▸ **What this task involves**
Write out each line from the data below that includes the word "California".

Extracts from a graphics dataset

··········

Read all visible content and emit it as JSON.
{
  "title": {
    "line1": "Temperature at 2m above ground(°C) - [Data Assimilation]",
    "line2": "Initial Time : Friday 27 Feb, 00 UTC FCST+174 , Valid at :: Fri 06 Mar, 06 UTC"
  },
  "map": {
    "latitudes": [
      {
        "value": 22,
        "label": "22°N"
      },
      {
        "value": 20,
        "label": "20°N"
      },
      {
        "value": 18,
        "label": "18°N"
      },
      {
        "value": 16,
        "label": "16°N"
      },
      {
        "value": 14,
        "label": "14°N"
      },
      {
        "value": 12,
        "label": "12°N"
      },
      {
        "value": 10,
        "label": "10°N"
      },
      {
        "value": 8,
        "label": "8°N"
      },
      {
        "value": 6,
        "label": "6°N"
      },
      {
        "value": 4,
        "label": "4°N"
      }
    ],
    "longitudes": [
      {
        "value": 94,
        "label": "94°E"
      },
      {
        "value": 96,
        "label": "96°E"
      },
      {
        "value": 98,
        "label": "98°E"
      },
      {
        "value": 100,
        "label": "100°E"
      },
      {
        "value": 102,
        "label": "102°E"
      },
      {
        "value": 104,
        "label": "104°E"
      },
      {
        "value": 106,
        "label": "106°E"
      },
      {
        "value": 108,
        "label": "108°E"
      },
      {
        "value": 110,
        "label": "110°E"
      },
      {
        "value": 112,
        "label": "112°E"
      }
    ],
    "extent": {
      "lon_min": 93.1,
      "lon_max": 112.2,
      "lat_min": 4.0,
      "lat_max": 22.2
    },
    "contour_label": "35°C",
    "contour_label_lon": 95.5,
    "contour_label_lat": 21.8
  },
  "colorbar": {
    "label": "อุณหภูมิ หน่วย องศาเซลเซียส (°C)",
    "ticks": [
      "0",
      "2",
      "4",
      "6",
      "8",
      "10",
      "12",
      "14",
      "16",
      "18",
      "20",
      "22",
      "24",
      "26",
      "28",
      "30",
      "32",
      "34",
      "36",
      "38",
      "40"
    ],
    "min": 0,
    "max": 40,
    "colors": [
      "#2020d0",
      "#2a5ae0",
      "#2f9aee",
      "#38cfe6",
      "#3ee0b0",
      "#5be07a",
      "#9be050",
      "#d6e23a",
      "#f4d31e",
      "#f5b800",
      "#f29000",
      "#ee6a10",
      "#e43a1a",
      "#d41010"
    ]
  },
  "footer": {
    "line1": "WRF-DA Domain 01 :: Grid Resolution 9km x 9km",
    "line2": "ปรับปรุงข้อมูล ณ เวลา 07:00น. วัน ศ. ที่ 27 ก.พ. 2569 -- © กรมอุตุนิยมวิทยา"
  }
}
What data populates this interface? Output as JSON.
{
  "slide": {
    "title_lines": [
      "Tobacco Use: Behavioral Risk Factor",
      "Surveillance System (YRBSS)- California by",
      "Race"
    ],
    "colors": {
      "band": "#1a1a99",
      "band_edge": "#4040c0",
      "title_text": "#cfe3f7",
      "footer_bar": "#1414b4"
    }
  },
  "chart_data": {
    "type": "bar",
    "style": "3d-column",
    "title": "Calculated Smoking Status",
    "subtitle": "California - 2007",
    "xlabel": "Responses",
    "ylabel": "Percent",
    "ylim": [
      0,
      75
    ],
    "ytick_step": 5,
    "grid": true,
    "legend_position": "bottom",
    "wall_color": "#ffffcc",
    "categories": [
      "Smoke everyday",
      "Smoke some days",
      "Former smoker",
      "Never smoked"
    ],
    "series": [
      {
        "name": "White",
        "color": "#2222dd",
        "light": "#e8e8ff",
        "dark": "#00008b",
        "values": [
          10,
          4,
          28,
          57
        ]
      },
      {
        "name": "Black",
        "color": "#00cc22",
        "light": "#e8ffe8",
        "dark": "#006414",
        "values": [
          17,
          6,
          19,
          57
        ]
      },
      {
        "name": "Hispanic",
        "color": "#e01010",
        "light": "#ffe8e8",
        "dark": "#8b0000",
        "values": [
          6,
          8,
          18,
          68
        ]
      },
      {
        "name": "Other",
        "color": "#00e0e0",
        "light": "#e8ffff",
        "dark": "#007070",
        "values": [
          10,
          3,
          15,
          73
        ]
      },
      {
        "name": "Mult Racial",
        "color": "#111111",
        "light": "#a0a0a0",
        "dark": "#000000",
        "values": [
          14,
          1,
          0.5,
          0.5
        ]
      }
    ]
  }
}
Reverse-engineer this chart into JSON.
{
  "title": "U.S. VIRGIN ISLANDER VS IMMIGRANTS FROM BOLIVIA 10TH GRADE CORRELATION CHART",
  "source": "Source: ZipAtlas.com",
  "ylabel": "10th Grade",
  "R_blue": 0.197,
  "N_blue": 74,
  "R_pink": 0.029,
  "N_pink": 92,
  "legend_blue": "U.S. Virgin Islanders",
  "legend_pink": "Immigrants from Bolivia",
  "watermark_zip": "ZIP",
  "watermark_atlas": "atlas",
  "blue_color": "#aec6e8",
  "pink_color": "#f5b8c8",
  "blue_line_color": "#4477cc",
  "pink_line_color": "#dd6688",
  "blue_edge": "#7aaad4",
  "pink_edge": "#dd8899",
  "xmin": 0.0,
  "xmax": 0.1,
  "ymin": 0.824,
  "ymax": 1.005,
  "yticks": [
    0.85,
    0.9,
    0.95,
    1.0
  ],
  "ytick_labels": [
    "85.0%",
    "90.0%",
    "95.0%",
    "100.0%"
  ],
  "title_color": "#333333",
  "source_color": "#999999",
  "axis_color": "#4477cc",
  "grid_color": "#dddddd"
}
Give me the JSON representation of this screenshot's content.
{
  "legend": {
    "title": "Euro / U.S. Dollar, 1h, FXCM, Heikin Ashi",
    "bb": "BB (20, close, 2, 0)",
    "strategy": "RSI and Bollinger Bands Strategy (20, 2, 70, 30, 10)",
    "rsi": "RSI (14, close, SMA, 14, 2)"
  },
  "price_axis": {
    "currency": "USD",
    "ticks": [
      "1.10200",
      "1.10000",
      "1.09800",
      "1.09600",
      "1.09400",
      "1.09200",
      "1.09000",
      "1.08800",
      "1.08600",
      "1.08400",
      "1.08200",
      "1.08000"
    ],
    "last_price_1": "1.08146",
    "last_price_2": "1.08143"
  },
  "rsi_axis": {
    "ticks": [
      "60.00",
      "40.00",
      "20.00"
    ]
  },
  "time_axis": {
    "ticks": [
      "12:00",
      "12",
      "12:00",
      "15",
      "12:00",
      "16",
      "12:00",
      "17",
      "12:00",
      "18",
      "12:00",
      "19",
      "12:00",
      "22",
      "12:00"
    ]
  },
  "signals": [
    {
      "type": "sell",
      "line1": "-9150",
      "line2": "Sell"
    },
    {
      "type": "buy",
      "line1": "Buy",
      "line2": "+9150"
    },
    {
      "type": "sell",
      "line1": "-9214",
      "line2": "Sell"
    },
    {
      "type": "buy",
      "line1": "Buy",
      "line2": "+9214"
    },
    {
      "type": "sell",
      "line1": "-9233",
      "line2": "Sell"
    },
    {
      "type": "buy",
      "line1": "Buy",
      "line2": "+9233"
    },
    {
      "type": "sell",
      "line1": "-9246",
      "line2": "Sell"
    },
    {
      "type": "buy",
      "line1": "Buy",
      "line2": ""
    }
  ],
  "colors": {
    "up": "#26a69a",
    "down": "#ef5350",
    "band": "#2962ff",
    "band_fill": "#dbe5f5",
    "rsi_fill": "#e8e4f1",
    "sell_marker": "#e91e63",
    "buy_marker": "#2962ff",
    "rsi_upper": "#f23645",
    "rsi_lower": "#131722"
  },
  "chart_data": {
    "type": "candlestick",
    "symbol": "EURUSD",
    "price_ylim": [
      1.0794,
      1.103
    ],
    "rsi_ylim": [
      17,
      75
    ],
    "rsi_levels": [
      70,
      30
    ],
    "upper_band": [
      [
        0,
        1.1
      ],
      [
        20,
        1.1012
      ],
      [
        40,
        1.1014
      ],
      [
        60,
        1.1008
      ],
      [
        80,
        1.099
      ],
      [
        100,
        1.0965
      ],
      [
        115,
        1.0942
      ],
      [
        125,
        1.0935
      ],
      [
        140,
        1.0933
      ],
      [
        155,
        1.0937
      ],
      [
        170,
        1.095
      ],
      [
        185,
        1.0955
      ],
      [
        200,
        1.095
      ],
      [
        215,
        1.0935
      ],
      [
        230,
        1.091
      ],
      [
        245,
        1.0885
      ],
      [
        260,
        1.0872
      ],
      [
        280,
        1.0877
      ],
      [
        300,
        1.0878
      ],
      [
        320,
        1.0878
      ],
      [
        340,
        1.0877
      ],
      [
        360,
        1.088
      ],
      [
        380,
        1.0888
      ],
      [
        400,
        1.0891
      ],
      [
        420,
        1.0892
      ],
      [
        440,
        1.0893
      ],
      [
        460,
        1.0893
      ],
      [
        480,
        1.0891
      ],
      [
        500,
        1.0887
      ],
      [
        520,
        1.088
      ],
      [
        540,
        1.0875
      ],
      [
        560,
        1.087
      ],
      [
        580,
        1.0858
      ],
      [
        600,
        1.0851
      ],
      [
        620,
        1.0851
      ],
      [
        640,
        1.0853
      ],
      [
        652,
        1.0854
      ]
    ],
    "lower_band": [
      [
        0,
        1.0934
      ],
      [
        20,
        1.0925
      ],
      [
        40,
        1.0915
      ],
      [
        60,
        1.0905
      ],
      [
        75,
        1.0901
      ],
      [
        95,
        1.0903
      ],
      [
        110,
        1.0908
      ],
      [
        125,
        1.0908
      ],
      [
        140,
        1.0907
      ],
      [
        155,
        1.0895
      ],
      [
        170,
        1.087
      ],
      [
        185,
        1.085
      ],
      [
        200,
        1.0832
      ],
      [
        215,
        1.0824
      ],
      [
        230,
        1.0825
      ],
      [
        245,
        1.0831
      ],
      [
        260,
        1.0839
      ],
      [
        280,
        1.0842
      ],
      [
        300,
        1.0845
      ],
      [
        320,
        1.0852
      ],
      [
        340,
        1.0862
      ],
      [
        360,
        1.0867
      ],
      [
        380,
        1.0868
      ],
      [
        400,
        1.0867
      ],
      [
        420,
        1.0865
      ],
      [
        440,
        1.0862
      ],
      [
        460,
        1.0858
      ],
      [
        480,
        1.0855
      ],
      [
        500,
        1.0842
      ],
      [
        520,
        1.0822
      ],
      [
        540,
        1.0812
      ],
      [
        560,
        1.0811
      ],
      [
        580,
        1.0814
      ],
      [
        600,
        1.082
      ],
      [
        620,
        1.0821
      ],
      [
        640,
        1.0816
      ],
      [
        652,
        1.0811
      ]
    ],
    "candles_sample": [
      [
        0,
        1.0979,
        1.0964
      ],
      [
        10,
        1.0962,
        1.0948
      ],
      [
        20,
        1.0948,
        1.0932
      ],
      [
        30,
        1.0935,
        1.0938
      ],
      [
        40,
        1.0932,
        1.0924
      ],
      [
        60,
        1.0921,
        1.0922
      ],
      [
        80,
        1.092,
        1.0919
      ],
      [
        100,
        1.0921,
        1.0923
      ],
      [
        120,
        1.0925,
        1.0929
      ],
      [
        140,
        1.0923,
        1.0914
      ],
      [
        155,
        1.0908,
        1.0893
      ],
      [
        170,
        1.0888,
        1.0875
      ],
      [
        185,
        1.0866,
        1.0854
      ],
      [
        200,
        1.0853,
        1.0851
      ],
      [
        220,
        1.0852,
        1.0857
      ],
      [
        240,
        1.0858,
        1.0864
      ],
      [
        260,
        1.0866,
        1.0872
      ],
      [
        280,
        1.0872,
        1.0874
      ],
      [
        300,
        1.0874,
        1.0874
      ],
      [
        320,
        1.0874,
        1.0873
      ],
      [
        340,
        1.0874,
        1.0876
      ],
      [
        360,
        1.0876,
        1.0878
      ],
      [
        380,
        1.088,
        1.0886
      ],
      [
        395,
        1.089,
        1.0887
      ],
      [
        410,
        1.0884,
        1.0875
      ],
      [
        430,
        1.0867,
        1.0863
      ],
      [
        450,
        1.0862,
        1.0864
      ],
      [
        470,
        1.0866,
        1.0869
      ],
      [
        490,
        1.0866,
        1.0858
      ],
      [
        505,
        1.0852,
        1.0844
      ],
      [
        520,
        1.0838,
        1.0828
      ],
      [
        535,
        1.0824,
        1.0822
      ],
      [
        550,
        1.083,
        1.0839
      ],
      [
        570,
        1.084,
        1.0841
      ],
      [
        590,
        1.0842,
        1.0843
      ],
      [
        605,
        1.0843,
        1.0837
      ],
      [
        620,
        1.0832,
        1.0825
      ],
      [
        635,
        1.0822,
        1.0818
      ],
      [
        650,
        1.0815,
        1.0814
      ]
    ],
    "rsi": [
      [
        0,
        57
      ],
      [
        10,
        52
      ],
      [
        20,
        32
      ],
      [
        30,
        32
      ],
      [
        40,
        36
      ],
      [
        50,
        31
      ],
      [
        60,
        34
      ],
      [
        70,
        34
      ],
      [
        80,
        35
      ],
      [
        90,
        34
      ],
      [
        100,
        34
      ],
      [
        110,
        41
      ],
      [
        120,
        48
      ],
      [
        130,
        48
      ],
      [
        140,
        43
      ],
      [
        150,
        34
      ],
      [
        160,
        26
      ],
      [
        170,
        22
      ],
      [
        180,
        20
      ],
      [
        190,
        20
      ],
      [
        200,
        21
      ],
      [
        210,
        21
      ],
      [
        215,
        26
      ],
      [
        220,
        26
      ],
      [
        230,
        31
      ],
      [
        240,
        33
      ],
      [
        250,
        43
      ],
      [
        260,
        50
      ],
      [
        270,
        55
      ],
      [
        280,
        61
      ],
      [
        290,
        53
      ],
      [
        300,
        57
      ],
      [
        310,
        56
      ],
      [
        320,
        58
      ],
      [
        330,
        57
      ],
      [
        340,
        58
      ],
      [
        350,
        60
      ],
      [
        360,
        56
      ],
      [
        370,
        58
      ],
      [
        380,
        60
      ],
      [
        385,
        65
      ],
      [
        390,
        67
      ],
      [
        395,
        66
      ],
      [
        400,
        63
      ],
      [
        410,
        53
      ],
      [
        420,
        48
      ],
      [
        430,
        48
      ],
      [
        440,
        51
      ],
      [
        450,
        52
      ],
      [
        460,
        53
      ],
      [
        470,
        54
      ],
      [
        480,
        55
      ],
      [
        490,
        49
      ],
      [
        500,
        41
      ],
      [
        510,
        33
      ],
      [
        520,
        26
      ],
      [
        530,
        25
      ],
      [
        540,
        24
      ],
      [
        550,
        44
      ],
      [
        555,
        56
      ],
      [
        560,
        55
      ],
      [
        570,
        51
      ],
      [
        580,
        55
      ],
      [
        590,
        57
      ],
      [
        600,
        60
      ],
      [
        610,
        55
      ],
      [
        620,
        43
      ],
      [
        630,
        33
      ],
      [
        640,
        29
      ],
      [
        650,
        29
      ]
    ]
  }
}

··········

▸ **Full answer**
      "Surveillance System (YRBSS)- California by",
    "subtitle": "California - 2007",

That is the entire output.